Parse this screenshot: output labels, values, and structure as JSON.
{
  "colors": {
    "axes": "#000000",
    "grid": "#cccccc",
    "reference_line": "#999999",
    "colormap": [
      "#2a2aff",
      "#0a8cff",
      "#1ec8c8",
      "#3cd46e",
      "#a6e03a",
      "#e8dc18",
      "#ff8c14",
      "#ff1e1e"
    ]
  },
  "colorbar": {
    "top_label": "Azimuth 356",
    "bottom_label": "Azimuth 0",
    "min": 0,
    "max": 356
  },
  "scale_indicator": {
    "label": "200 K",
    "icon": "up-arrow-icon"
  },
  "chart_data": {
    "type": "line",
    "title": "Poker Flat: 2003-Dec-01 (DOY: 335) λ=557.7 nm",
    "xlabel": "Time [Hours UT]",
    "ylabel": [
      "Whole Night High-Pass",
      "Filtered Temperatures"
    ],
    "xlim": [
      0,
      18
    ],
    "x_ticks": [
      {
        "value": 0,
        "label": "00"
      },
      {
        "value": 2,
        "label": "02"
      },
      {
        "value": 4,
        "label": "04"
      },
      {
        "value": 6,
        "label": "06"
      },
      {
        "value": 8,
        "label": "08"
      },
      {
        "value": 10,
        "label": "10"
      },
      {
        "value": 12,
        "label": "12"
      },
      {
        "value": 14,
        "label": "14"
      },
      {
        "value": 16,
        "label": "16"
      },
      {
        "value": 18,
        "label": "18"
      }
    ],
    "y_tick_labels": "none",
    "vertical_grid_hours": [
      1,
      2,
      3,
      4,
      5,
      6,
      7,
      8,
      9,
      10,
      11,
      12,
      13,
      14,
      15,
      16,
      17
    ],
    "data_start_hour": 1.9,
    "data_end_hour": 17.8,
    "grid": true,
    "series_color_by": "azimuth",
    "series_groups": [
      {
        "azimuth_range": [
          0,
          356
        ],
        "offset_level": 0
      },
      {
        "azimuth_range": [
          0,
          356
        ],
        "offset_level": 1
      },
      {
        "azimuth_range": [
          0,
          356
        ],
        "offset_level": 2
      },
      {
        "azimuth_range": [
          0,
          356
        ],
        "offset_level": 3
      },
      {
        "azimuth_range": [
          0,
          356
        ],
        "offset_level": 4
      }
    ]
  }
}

==

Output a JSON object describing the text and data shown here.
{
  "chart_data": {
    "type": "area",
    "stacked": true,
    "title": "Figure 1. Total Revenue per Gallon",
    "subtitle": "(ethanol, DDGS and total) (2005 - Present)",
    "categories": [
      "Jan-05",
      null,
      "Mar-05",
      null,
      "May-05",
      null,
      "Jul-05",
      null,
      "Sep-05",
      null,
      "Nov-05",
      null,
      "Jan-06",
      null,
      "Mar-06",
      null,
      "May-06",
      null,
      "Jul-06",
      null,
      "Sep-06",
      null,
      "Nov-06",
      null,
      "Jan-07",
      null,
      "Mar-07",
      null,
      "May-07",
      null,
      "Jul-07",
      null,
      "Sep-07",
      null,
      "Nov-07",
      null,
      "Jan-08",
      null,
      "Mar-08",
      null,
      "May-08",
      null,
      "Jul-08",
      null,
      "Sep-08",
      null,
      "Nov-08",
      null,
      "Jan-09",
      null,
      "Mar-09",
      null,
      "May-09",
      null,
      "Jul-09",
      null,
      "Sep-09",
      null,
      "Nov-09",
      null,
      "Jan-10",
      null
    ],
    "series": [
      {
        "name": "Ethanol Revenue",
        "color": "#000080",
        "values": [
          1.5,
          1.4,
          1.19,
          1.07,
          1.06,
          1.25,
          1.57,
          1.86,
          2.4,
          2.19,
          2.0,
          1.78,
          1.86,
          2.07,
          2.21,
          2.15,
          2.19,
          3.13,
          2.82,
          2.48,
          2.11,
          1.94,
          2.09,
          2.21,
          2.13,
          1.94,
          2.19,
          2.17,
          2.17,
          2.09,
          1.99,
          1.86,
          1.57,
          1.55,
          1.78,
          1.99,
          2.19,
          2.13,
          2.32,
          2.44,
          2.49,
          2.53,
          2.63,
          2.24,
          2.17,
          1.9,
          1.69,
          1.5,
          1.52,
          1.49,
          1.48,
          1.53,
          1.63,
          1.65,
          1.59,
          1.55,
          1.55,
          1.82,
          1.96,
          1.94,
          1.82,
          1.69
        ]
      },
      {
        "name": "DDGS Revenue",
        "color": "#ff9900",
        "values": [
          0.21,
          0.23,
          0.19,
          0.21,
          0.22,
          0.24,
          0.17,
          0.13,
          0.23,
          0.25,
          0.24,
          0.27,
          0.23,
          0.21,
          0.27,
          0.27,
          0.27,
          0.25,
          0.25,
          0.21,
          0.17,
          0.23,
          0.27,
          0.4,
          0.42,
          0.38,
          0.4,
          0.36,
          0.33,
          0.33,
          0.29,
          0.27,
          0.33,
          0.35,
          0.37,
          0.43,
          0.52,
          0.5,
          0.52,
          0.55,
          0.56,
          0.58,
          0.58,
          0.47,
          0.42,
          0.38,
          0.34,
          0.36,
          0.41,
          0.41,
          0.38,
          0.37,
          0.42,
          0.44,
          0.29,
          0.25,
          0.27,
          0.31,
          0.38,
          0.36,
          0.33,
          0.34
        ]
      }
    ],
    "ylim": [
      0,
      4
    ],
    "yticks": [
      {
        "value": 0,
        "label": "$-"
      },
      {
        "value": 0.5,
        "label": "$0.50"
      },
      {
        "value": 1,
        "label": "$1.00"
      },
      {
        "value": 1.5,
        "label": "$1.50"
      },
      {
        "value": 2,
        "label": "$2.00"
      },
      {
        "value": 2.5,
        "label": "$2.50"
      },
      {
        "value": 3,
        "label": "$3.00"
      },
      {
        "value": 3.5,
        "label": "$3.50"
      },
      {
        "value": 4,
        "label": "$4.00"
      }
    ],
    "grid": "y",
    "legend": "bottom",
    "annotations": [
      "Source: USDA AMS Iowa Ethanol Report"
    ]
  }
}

The request » Work out the count of lines containing the word "JSON", then write only that count.

Answer for this exercise » 2